WHAT IS ASKED ->
Check each line for the string "this" and give only the count of lines that have it.

begin INFORMATION SHOWN

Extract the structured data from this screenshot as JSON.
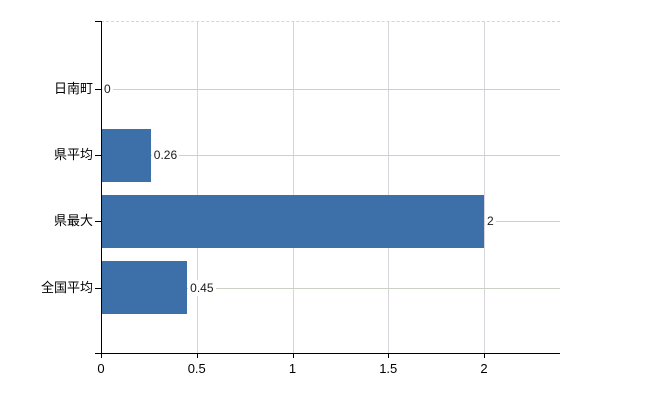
{
  "chart_data": {
    "type": "bar",
    "orientation": "horizontal",
    "title": "",
    "xlabel": "",
    "ylabel": "",
    "categories": [
      "日南町",
      "県平均",
      "県最大",
      "全国平均"
    ],
    "values": [
      0,
      0.26,
      2,
      0.45
    ],
    "value_labels": [
      "0",
      "0.26",
      "2",
      "0.45"
    ],
    "x_ticks": [
      0,
      0.5,
      1,
      1.5,
      2
    ],
    "x_tick_labels": [
      "0",
      "0.5",
      "1",
      "1.5",
      "2"
    ],
    "xlim": [
      0,
      2.4
    ],
    "grid": true,
    "legend": "none",
    "colors": {
      "bar": "#3d6fa8",
      "h_gridline": "#ccd3c6",
      "v_gridline": "#d7d4dc",
      "axis": "#000000",
      "background": "#ffffff",
      "text": "#000000"
    }
  }
}
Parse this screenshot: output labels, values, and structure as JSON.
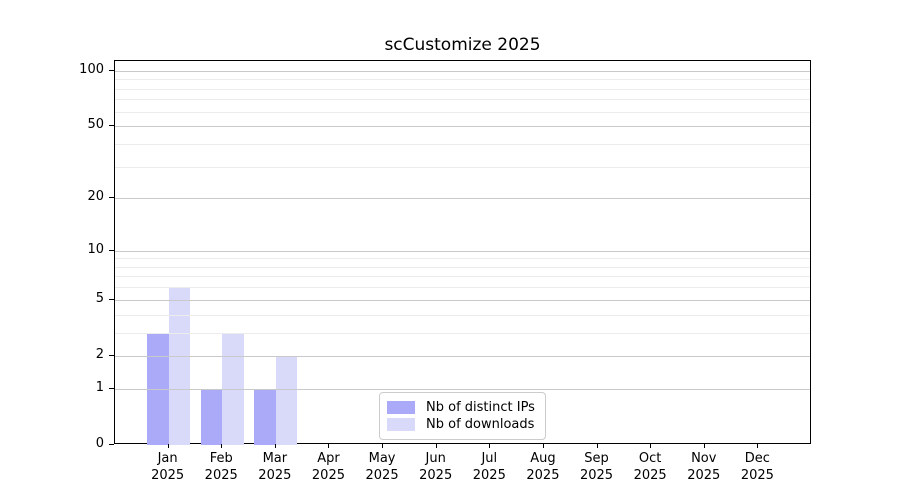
{
  "chart_data": {
    "type": "bar",
    "title": "scCustomize 2025",
    "categories": [
      "Jan 2025",
      "Feb 2025",
      "Mar 2025",
      "Apr 2025",
      "May 2025",
      "Jun 2025",
      "Jul 2025",
      "Aug 2025",
      "Sep 2025",
      "Oct 2025",
      "Nov 2025",
      "Dec 2025"
    ],
    "series": [
      {
        "name": "Nb of distinct IPs",
        "color": "#aaaaf8",
        "values": [
          3,
          1,
          1,
          0,
          0,
          0,
          0,
          0,
          0,
          0,
          0,
          0
        ]
      },
      {
        "name": "Nb of downloads",
        "color": "#d9d9fa",
        "values": [
          6,
          3,
          2,
          0,
          0,
          0,
          0,
          0,
          0,
          0,
          0,
          0
        ]
      }
    ],
    "xlabel": "",
    "ylabel": "",
    "yscale": "log1p",
    "yticks": [
      0,
      1,
      2,
      5,
      10,
      20,
      50,
      100
    ],
    "yticks_minor": [
      3,
      4,
      6,
      7,
      8,
      9,
      30,
      40,
      60,
      70,
      80,
      90
    ],
    "ylim": [
      0,
      113
    ],
    "grid": true,
    "legend_position": "inside-bottom-center",
    "colors": {
      "axis": "#000000",
      "grid_major": "#c9c9c9",
      "grid_minor": "#ececec",
      "background": "#ffffff"
    }
  }
}
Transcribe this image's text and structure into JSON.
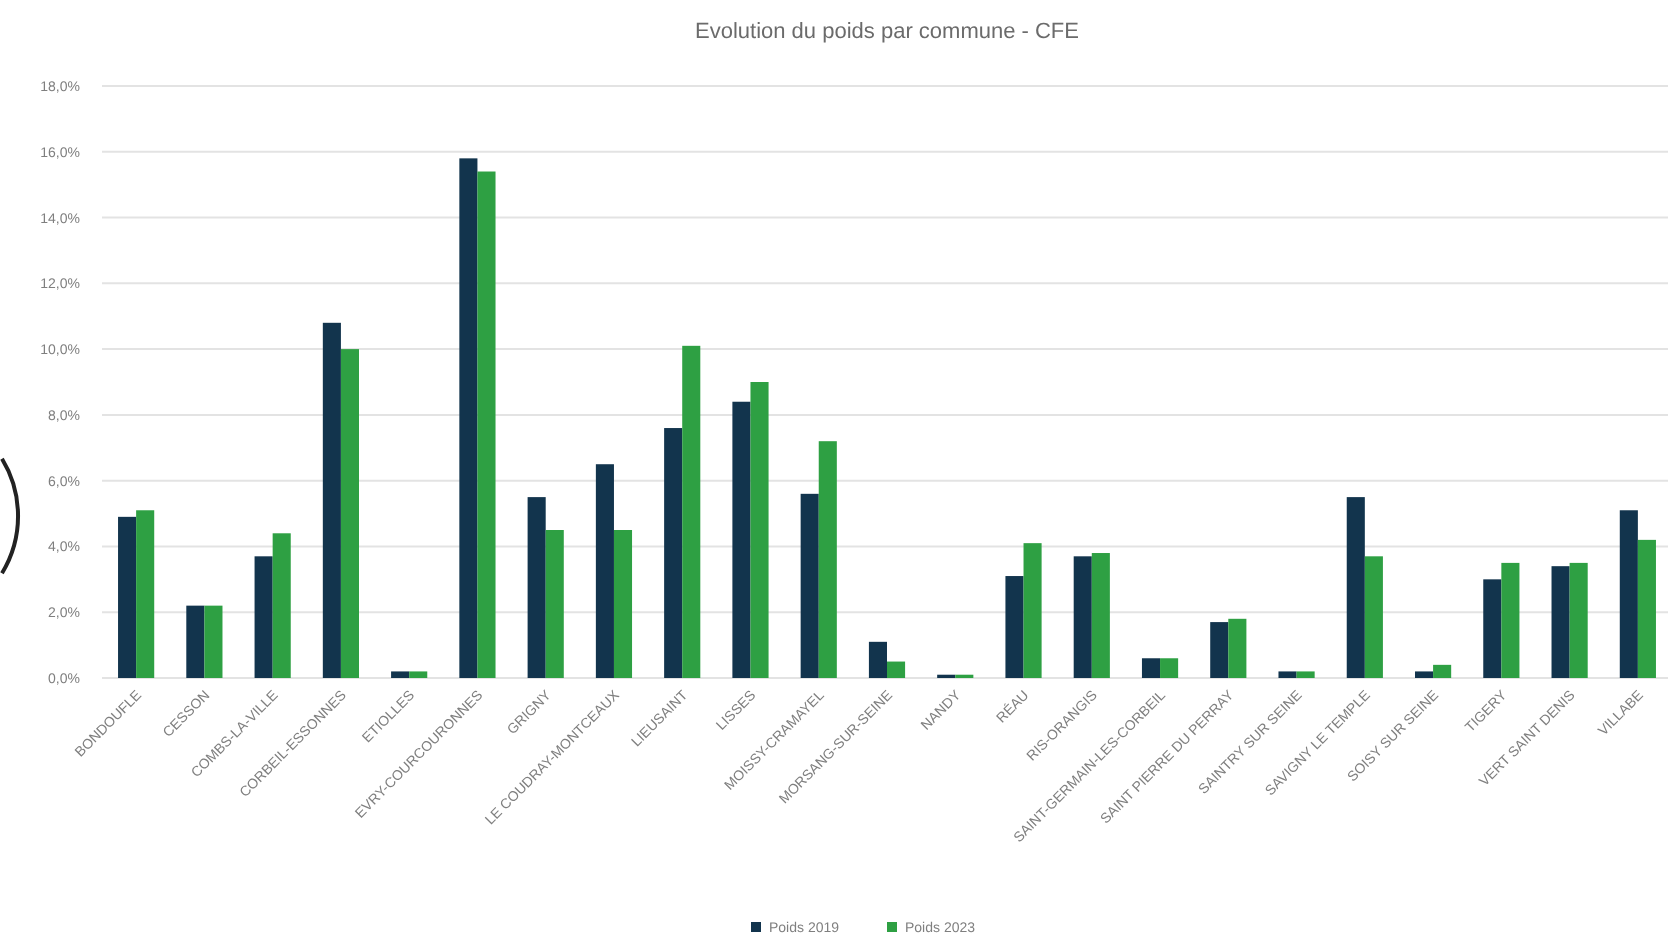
{
  "chart_data": {
    "type": "bar",
    "title": "Evolution du poids par commune - CFE",
    "categories": [
      "BONDOUFLE",
      "CESSON",
      "COMBS-LA-VILLE",
      "CORBEIL-ESSONNES",
      "ETIOLLES",
      "EVRY-COURCOURONNES",
      "GRIGNY",
      "LE COUDRAY-MONTCEAUX",
      "LIEUSAINT",
      "LISSES",
      "MOISSY-CRAMAYEL",
      "MORSANG-SUR-SEINE",
      "NANDY",
      "RÉAU",
      "RIS-ORANGIS",
      "SAINT-GERMAIN-LES-CORBEIL",
      "SAINT PIERRE DU PERRAY",
      "SAINTRY SUR SEINE",
      "SAVIGNY LE TEMPLE",
      "SOISY SUR SEINE",
      "TIGERY",
      "VERT SAINT DENIS",
      "VILLABE"
    ],
    "series": [
      {
        "name": "Poids 2019",
        "color": "#12344d",
        "values": [
          4.9,
          2.2,
          3.7,
          10.8,
          0.2,
          15.8,
          5.5,
          6.5,
          7.6,
          8.4,
          5.6,
          1.1,
          0.1,
          3.1,
          3.7,
          0.6,
          1.7,
          0.2,
          5.5,
          0.2,
          3.0,
          3.4,
          5.1
        ]
      },
      {
        "name": "Poids 2023",
        "color": "#2ea043",
        "values": [
          5.1,
          2.2,
          4.4,
          10.0,
          0.2,
          15.4,
          4.5,
          4.5,
          10.1,
          9.0,
          7.2,
          0.5,
          0.1,
          4.1,
          3.8,
          0.6,
          1.8,
          0.2,
          3.7,
          0.4,
          3.5,
          3.5,
          4.2
        ]
      }
    ],
    "ylim": [
      0,
      18
    ],
    "yticks": [
      {
        "value": 0,
        "label": "0,0%"
      },
      {
        "value": 2,
        "label": "2,0%"
      },
      {
        "value": 4,
        "label": "4,0%"
      },
      {
        "value": 6,
        "label": "6,0%"
      },
      {
        "value": 8,
        "label": "8,0%"
      },
      {
        "value": 10,
        "label": "10,0%"
      },
      {
        "value": 12,
        "label": "12,0%"
      },
      {
        "value": 14,
        "label": "14,0%"
      },
      {
        "value": 16,
        "label": "16,0%"
      },
      {
        "value": 18,
        "label": "18,0%"
      }
    ],
    "grid": "y",
    "legend": "bottom"
  }
}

end INFORMATION SHOWN

TASK RESPONSE ->
3